- _The request_
Write out, character for character, the lines of the material from the one containing "short line under" through the one containing "148, 134, 162]", including both of those lines.

[START Source data]

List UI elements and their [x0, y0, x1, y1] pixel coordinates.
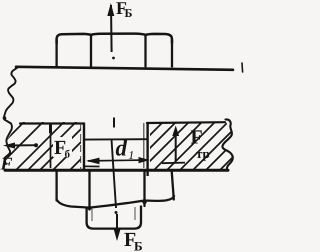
short line under F_tr	[162, 162, 185, 165]
svg-text:d: d	[116, 136, 128, 161]
force F_B arrow (down, at bottom)	[116, 214, 118, 233]
friction force arrow (up) at interface	[175, 130, 177, 161]
thread root lines on bolt end	[91, 208, 93, 221]
break line (wavy) right edge of lower plate	[222, 119, 232, 169]
white pocket for label	[53, 137, 72, 157]
svg-text:1: 1	[128, 148, 134, 162]
ink smear under left arrowhead	[83, 165, 100, 167]
node: axis dot under head	[112, 57, 115, 60]
ink blobs at nut facet corners	[88, 206, 92, 210]
break line (freehand zigzag) left edge of plates	[4, 68, 18, 165]
top edge of lower plate, left segment	[20, 122, 84, 124]
bolt shank left edge (bold)	[83, 123, 85, 171]
bolt head (hex, top)	[57, 34, 172, 67]
extension line at left with F_B label	[50, 124, 52, 168]
top edge of lower plate, right segment	[147, 121, 225, 124]
wire: axis dash in upper plate	[113, 118, 115, 128]
node: axis dot below nut	[115, 211, 118, 214]
svg-text:F: F	[0, 154, 13, 174]
svg-text:б: б	[65, 149, 71, 161]
dimension line d1 with arrowheads	[88, 159, 148, 162]
ink blob on break line	[3, 116, 7, 120]
wire: bolt axis center line (top arrow shaft F_B up)	[110, 5, 113, 52]
svg-text:Б: Б	[125, 6, 133, 20]
hole edge right (thin)	[143, 123, 145, 168]
svg-text:Б: Б	[134, 239, 143, 252]
hole edge left (thin)	[80, 123, 82, 170]
bolt threaded end below nut	[87, 206, 141, 229]
svg-text:тр: тр	[196, 146, 210, 161]
thread runout line across shank	[84, 138, 147, 140]
force F arrow at left (pointing left)	[8, 144, 37, 146]
nut (hex, bottom)	[57, 171, 174, 210]
broken line tick at right	[241, 63, 244, 72]
upper plate top surface line	[16, 67, 233, 70]
bolt shank right edge (bold)	[146, 123, 148, 177]
bottom surface of plates	[5, 169, 228, 172]
hatching of left plate	[0, 0, 240, 240]
wire: bolt axis through lower plate and nut	[112, 140, 117, 209]
arrowhead of force F_B (up, at top)	[107, 3, 114, 16]
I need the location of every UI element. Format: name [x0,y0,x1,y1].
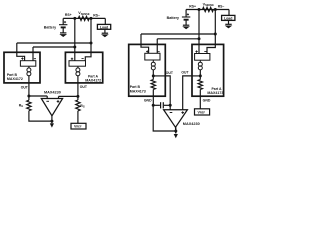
svg-text:RS+: RS+ [65,13,72,17]
svg-text:MAX4173: MAX4173 [207,91,223,95]
svg-text:GND: GND [144,98,152,102]
svg-text:RS+: RS+ [189,4,196,8]
svg-text:VSENSE: VSENSE [78,11,90,16]
svg-text:OUT: OUT [80,85,88,89]
svg-text:RS–: RS– [93,13,100,17]
svg-text:Battery: Battery [44,26,56,30]
svg-text:RS–: RS– [218,5,225,9]
svg-text:Part B: Part B [130,85,141,89]
svg-text:MAX4172: MAX4172 [7,77,23,81]
svg-text:MAX4172: MAX4172 [85,78,101,82]
svg-text:GND: GND [203,98,211,102]
svg-text:OUT: OUT [21,85,29,89]
svg-text:Load: Load [100,25,108,29]
svg-text:VSENSE: VSENSE [203,2,215,7]
svg-text:Battery: Battery [167,16,179,20]
svg-text:OUT: OUT [181,71,189,75]
svg-text:MAX4230: MAX4230 [183,122,200,126]
svg-text:VREF: VREF [74,124,82,128]
svg-text:OUT: OUT [166,71,174,75]
svg-text:RG: RG [19,104,24,109]
svg-text:Load: Load [224,16,232,20]
svg-text:MAX4173: MAX4173 [130,89,146,93]
svg-text:MAX4230: MAX4230 [44,90,61,94]
svg-text:RG: RG [80,104,85,109]
svg-text:VREF: VREF [198,110,206,114]
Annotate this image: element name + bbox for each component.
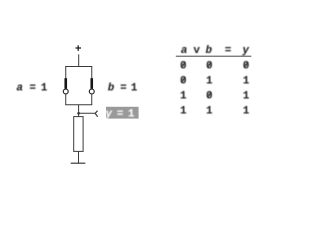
svg-text:1: 1 xyxy=(180,106,187,118)
svg-text:a: a xyxy=(16,83,23,95)
svg-text:0: 0 xyxy=(243,61,250,73)
svg-text:b: b xyxy=(108,83,115,95)
svg-text:0: 0 xyxy=(206,61,213,73)
svg-text:0: 0 xyxy=(180,61,187,73)
svg-text:1: 1 xyxy=(41,83,48,95)
svg-text:b: b xyxy=(205,45,212,57)
svg-text:1: 1 xyxy=(180,91,187,103)
svg-text:y: y xyxy=(104,108,112,120)
svg-text:1: 1 xyxy=(243,106,250,118)
svg-text:1: 1 xyxy=(128,108,135,120)
svg-text:0: 0 xyxy=(180,76,187,88)
svg-text:1: 1 xyxy=(206,106,213,118)
svg-text:=: = xyxy=(117,108,124,120)
svg-text:1: 1 xyxy=(206,76,213,88)
svg-text:0: 0 xyxy=(206,91,213,103)
svg-text:=: = xyxy=(225,45,232,57)
svg-text:1: 1 xyxy=(243,76,250,88)
svg-text:=: = xyxy=(29,83,36,95)
svg-text:y: y xyxy=(241,45,249,57)
svg-text:v: v xyxy=(193,45,200,57)
svg-text:a: a xyxy=(181,45,188,57)
svg-text:=: = xyxy=(120,83,127,95)
svg-text:1: 1 xyxy=(131,83,138,95)
svg-text:1: 1 xyxy=(243,91,250,103)
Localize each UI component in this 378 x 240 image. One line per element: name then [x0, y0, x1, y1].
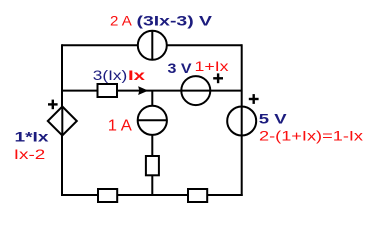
dependent source E1 1*Ix (diamond, left): [48, 107, 77, 136]
resistor R1 3(Ix): [98, 84, 118, 97]
wire right vertical: [241, 44, 243, 196]
wire middle vertical: [151, 91, 153, 195]
resistor R3 (bottom left): [98, 189, 117, 202]
svg-text:1 A: 1 A: [108, 118, 132, 135]
resistor R2 (middle vertical): [146, 156, 159, 175]
wire left vertical: [61, 44, 63, 196]
current arrow Ix: [139, 87, 147, 94]
wire bottom horizontal: [61, 194, 243, 196]
voltage source V1 3 V: [181, 76, 210, 105]
svg-text:1+Ix: 1+Ix: [195, 58, 229, 74]
svg-text:Ix-2: Ix-2: [14, 146, 46, 162]
svg-text:3(Ix): 3(Ix): [93, 67, 128, 83]
plus sign above V2: [249, 94, 259, 104]
wire middle horizontal: [62, 90, 242, 92]
svg-text:5 V: 5 V: [259, 111, 288, 127]
current source I1 2 A (top): [138, 31, 167, 60]
current source I2 1 A (middle): [138, 106, 167, 135]
voltage source V2 5 V (right): [227, 107, 256, 136]
svg-text:3 V: 3 V: [168, 60, 193, 76]
svg-text:2-(1+Ix)=1-Ix: 2-(1+Ix)=1-Ix: [259, 128, 363, 144]
plus sign above diamond E1: [48, 100, 58, 110]
svg-text:2 A: 2 A: [110, 13, 133, 29]
svg-text:(3Ix-3) V: (3Ix-3) V: [137, 13, 213, 29]
wire top horizontal: [62, 44, 242, 46]
svg-text:1*Ix: 1*Ix: [15, 129, 49, 145]
resistor R4 (bottom right): [188, 189, 207, 202]
plus sign near V1: [213, 73, 223, 83]
svg-text:Ix: Ix: [128, 67, 145, 83]
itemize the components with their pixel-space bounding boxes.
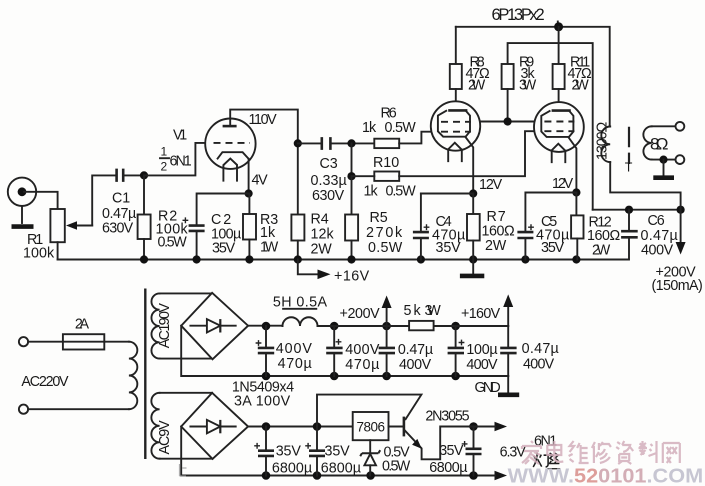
wire C3 to R6 node	[332, 142, 375, 144]
resistor R2	[138, 175, 151, 259]
wire AC top to fuse	[28, 341, 63, 343]
wire bridge1 plus output	[248, 325, 282, 327]
+16V tap arrow	[298, 260, 331, 280]
node C1/R2/grid junction	[140, 171, 148, 179]
node secondary ground junction	[659, 156, 667, 164]
V1 cathode	[218, 152, 249, 159]
svg-text:6800µ: 6800µ	[321, 461, 361, 477]
label 400V 470u (A)	[276, 341, 313, 372]
svg-text:0.47µ: 0.47µ	[522, 341, 559, 357]
capacitor 470u 400V (B)	[326, 326, 342, 376]
svg-text:35V: 35V	[212, 241, 236, 257]
+200V feed line	[593, 209, 681, 211]
label R2 100k 0.5W	[156, 209, 189, 251]
wire primary bottom to AC terminal	[28, 408, 129, 410]
transformer core	[628, 127, 630, 164]
wire grid of V1	[144, 143, 206, 176]
V1 heater filament	[224, 159, 237, 165]
AC input terminal top	[19, 337, 28, 346]
label C2 100u 35V	[211, 212, 241, 257]
node cathode V1 junction	[245, 189, 253, 197]
svg-text:35V: 35V	[541, 240, 565, 256]
wire label stub	[557, 22, 559, 27]
wire V3 cathode	[569, 138, 577, 193]
svg-text:100k: 100k	[23, 246, 55, 262]
svg-text:3W: 3W	[425, 303, 442, 319]
choke L1 5H 0.5A	[283, 317, 318, 326]
svg-text:0.47µ: 0.47µ	[398, 342, 433, 358]
label 35V 6800u (G)	[321, 444, 361, 477]
V2 screen wire to node	[480, 121, 535, 123]
svg-text:5k: 5k	[404, 303, 422, 319]
svg-text:R4: R4	[311, 212, 329, 228]
svg-text:1k: 1k	[362, 120, 377, 136]
svg-text:6P13Px2: 6P13Px2	[492, 6, 545, 24]
svg-text:1: 1	[161, 145, 168, 159]
node filter row1 top dots	[262, 322, 460, 331]
svg-text:1k: 1k	[364, 184, 379, 200]
svg-text:400V: 400V	[345, 342, 380, 358]
node C6 top junction	[625, 206, 633, 214]
watermark CJK char zi	[616, 441, 633, 464]
svg-text:0.5W: 0.5W	[368, 240, 403, 256]
svg-text:2W: 2W	[592, 243, 611, 259]
capacitor C6	[621, 210, 638, 260]
capacitor 470u 400V (A)	[256, 326, 275, 376]
label 35V 6800u (F)	[272, 444, 312, 477]
wire R6 to V2 grid	[399, 132, 431, 144]
transformer core	[144, 289, 146, 460]
svg-text:3A 100V: 3A 100V	[234, 394, 291, 410]
V2 screen grid (dashed)	[441, 121, 471, 123]
svg-text:35V: 35V	[276, 444, 302, 460]
capacitor 6800u 35V (H)	[462, 427, 482, 476]
secondary winding AC9V	[151, 393, 159, 459]
svg-text:12V: 12V	[479, 177, 503, 193]
speaker terminal bottom	[676, 155, 685, 164]
label +200V (150mA)	[652, 265, 703, 295]
node filter row1 bottom dots	[262, 372, 460, 381]
wire R10 to V3 grid	[352, 131, 535, 176]
capacitor 6800u 35V (G)	[305, 427, 325, 476]
wire bridge2 plus to 7806	[248, 426, 353, 428]
resistor R7	[467, 194, 480, 260]
wire 7806 to base	[389, 426, 404, 428]
label 0.47u 400V (E)	[522, 341, 559, 373]
svg-text:T: T	[625, 161, 633, 175]
label R11 47ohm 2W	[568, 55, 593, 94]
label R6 1k 0.5W	[362, 105, 416, 136]
node +200V corner junction	[677, 206, 685, 214]
label 5k 3W	[404, 303, 442, 319]
V3 beam plates	[541, 111, 573, 137]
svg-text:400V: 400V	[523, 357, 555, 373]
capacitor 100u 400V (D)	[448, 326, 465, 376]
potentiometer R1	[50, 209, 92, 260]
node rail dots	[140, 255, 581, 263]
V2 heater filament	[449, 143, 461, 149]
svg-text:470µ: 470µ	[345, 357, 379, 373]
svg-text:3W: 3W	[519, 78, 537, 94]
svg-text:470µ: 470µ	[278, 356, 312, 372]
svg-text:35V: 35V	[436, 240, 462, 256]
svg-text:7806: 7806	[357, 420, 386, 435]
svg-text:400V: 400V	[466, 357, 498, 373]
AC input terminal bottom	[19, 405, 28, 414]
output transformer secondary	[643, 126, 675, 159]
V3 control grid (dashed)	[544, 130, 574, 132]
+200V up arrow	[382, 296, 392, 327]
svg-text:12V: 12V	[552, 176, 574, 192]
watermark CJK char wang	[663, 443, 680, 463]
tube V2 envelope	[431, 101, 480, 150]
svg-text:2A: 2A	[75, 317, 90, 333]
svg-text:6N1: 6N1	[170, 154, 192, 170]
label C4 470u 35V	[432, 214, 465, 256]
label 0.47u 400V (C)	[398, 342, 433, 373]
wire V1 cathode lead	[248, 159, 250, 194]
label 1/2 6N1	[160, 145, 192, 174]
svg-text:0.5W: 0.5W	[382, 459, 411, 475]
resistor R5	[345, 176, 358, 259]
top plate rail	[456, 27, 610, 127]
wire V2 cathode	[465, 137, 473, 194]
+200V down arrow	[676, 210, 686, 255]
svg-text:0.5W: 0.5W	[385, 120, 417, 136]
capacitor C2 (electrolytic)	[183, 217, 205, 259]
ground (speaker)	[653, 160, 674, 178]
svg-text:AC220V: AC220V	[21, 374, 69, 390]
output arrow 6.3V top	[495, 422, 508, 432]
capacitor C1	[117, 169, 144, 182]
node top rail junction	[554, 22, 563, 31]
label 1N5409x4 3A 100V	[232, 380, 294, 410]
V3 screen grid (dashed)	[544, 121, 574, 123]
wire R9 top to +200V line	[508, 43, 593, 210]
svg-text:12k: 12k	[311, 227, 335, 243]
resistor R10	[374, 172, 399, 181]
label 5H 0.5A	[273, 295, 328, 311]
svg-text:400V: 400V	[276, 341, 313, 357]
V3 heater filament	[552, 144, 564, 150]
node row2 dots	[262, 422, 478, 480]
V2 beam plates	[438, 111, 470, 137]
svg-text:2N3055: 2N3055	[425, 409, 469, 425]
resistor R6	[374, 139, 399, 148]
capacitor C5 (electrolytic)	[517, 193, 576, 260]
label 400V 470u (B)	[345, 342, 380, 373]
label 100u 400V (D)	[466, 342, 498, 373]
resistor R9	[502, 64, 514, 122]
svg-text:110V: 110V	[249, 112, 278, 128]
wire C3 row left	[298, 142, 321, 144]
output arrow 6.3V bottom	[495, 471, 508, 481]
svg-text:2W: 2W	[572, 78, 590, 94]
secondary winding AC190V	[151, 293, 159, 358]
node V2 cathode junction	[469, 189, 477, 197]
svg-text:C6: C6	[648, 213, 665, 229]
resistor R11	[553, 27, 565, 111]
node plate/C3/R4 junction	[294, 139, 302, 147]
svg-text:0.5W: 0.5W	[158, 235, 188, 251]
label C3 0.33u 630V	[311, 156, 347, 204]
svg-text:4V: 4V	[252, 173, 269, 189]
wire sec2 to bridge2	[160, 393, 213, 459]
label R8 47ohm 2W	[466, 55, 491, 94]
svg-text:GND: GND	[475, 380, 501, 396]
transistor Q1 2N3055	[404, 417, 481, 460]
output transformer T primary	[601, 127, 680, 210]
svg-text:2W: 2W	[485, 238, 507, 254]
capacitor 6800u 35V (F)	[254, 427, 274, 476]
svg-text:+200V: +200V	[340, 306, 381, 322]
wire choke to +200V node	[318, 325, 509, 327]
svg-text:C1: C1	[112, 191, 130, 207]
V1 grid (dashed)	[214, 142, 251, 144]
watermark CJK char dian	[547, 441, 563, 462]
speaker terminal top	[676, 122, 685, 131]
svg-text:C3: C3	[320, 156, 338, 172]
svg-text:8Ω: 8Ω	[650, 135, 669, 154]
wire bridge1 minus to gnd rail	[181, 326, 508, 376]
wire C3 node down to R10	[351, 143, 353, 176]
svg-text:6800µ: 6800µ	[272, 461, 312, 477]
svg-text:2W: 2W	[311, 242, 333, 258]
svg-text:+16V: +16V	[334, 269, 370, 285]
capacitor 0.47u 400V (E)	[500, 326, 516, 376]
+160V up arrow	[503, 294, 513, 326]
svg-text:AC190V: AC190V	[157, 303, 173, 349]
diode D1 0.5V 0.5W (zener)	[360, 440, 380, 475]
fuse F1 2A	[63, 334, 104, 349]
V1 plate	[223, 125, 237, 128]
watermark CJK char jia	[522, 441, 541, 464]
label filament (CJK dengsi)	[533, 453, 559, 468]
V1 heater leads	[223, 166, 237, 181]
scan noise marks bottom left	[180, 464, 187, 476]
main bottom rail (ground bus)	[58, 259, 629, 261]
watermark CJK char wei	[569, 441, 589, 463]
svg-text:2W: 2W	[468, 78, 486, 94]
svg-text:V1: V1	[173, 128, 187, 144]
wire R1 wiper to C1	[92, 175, 115, 225]
input jack J1	[8, 178, 36, 223]
svg-text:400V: 400V	[641, 243, 674, 259]
regulator 7806	[353, 412, 389, 440]
wire sec1 to bridge1	[160, 293, 213, 358]
resistor R12	[571, 193, 583, 260]
ground (input jack)	[12, 224, 34, 229]
label C5 470u 35V	[536, 214, 569, 256]
svg-text:2: 2	[161, 160, 168, 174]
wire arrow tails	[481, 427, 496, 476]
svg-text:35V: 35V	[439, 443, 464, 459]
svg-text:1W: 1W	[260, 240, 279, 256]
wire bridge2 minus to bottom rail	[181, 427, 495, 476]
V2 heater leads	[448, 150, 462, 161]
svg-text:R5: R5	[370, 210, 388, 226]
svg-text:6800µ: 6800µ	[429, 460, 467, 476]
node V3 cathode junction	[572, 188, 580, 196]
wire C4 to cathode node	[421, 193, 473, 195]
bridge rectifier B2	[181, 393, 248, 459]
label filament underline	[547, 468, 560, 470]
resistor 5k 3W	[409, 321, 434, 330]
svg-text:100µ: 100µ	[466, 342, 497, 358]
svg-text:AC9V: AC9V	[157, 420, 173, 455]
svg-text:630V: 630V	[312, 188, 345, 204]
label R1 100k	[23, 232, 55, 262]
ground (main rail)	[460, 260, 484, 276]
svg-text:(150mA): (150mA)	[652, 278, 703, 294]
node R10/R5 junction	[347, 172, 355, 180]
capacitor C3	[322, 137, 331, 150]
svg-text:0.5W: 0.5W	[386, 184, 417, 200]
label 35V 6800u (H)	[429, 443, 467, 476]
label R7 160ohm 2W	[482, 209, 516, 254]
label R9 3k 3W	[519, 55, 537, 94]
label C1 0.47u 630V	[102, 191, 136, 237]
bridge rectifier B1	[181, 293, 248, 360]
node C3/R6/R10 junction	[347, 139, 355, 147]
wire jack to R1 top	[24, 192, 58, 209]
svg-text:1300Ω: 1300Ω	[595, 122, 611, 161]
label C6 0.47u 400V	[641, 213, 678, 259]
svg-text:400V: 400V	[399, 357, 432, 373]
svg-text:+160V: +160V	[461, 306, 501, 322]
watermark CJK char liao	[639, 441, 657, 463]
V2 control grid (dashed)	[441, 131, 471, 133]
svg-text:630V: 630V	[102, 221, 134, 237]
label R3 1k 1W	[260, 212, 279, 256]
resistor R3	[243, 194, 256, 260]
resistor R4	[291, 215, 304, 260]
node screen junction	[504, 117, 512, 125]
capacitor 0.47u 400V (C)	[379, 326, 395, 376]
svg-text:0.33µ: 0.33µ	[311, 173, 347, 189]
tube V1 triode envelope	[205, 119, 255, 169]
wire collector loop	[317, 395, 421, 427]
wire V1 plate to top node	[230, 110, 298, 215]
svg-text:R10: R10	[373, 155, 399, 171]
resistor R8	[450, 27, 462, 111]
V3 heater leads	[552, 151, 566, 162]
power transformer primary winding	[129, 342, 137, 409]
label R12 160ohm 2W	[587, 215, 621, 259]
label R4 12k 2W	[311, 212, 335, 258]
V3 plate	[552, 109, 571, 112]
label 0.5V 0.5W	[382, 445, 411, 475]
tube V3 envelope	[534, 102, 584, 152]
capacitor C4 (electrolytic)	[413, 194, 430, 260]
svg-text:35V: 35V	[325, 444, 351, 460]
svg-text:WWW.520101.COM: WWW.520101.COM	[508, 465, 704, 486]
wire fuse to primary	[104, 341, 129, 343]
watermark CJK char xiu	[592, 442, 611, 463]
svg-text:270k: 270k	[366, 225, 403, 241]
wire cathode to C2	[197, 194, 249, 225]
label R10 1k 0.5W	[364, 155, 417, 200]
V2 plate	[448, 109, 467, 112]
ground (psu rail)	[498, 376, 519, 395]
label R5 270k 0.5W	[366, 210, 403, 256]
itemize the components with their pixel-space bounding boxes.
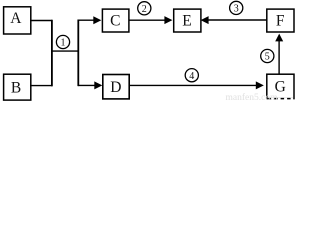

[END Source data]

- _Solution to the exercise_
short line under F_tr	[162, 162, 185, 165]
svg-text:d: d	[116, 136, 128, 161]
force F_B arrow (down, at bottom)	[116, 214, 118, 233]
friction force arrow (up) at interface	[175, 130, 177, 161]
thread root lines on bolt end	[91, 208, 93, 221]
break line (wavy) right edge of lower plate	[222, 119, 232, 169]
white pocket for label	[53, 137, 72, 157]
svg-text:1: 1	[128, 148, 134, 162]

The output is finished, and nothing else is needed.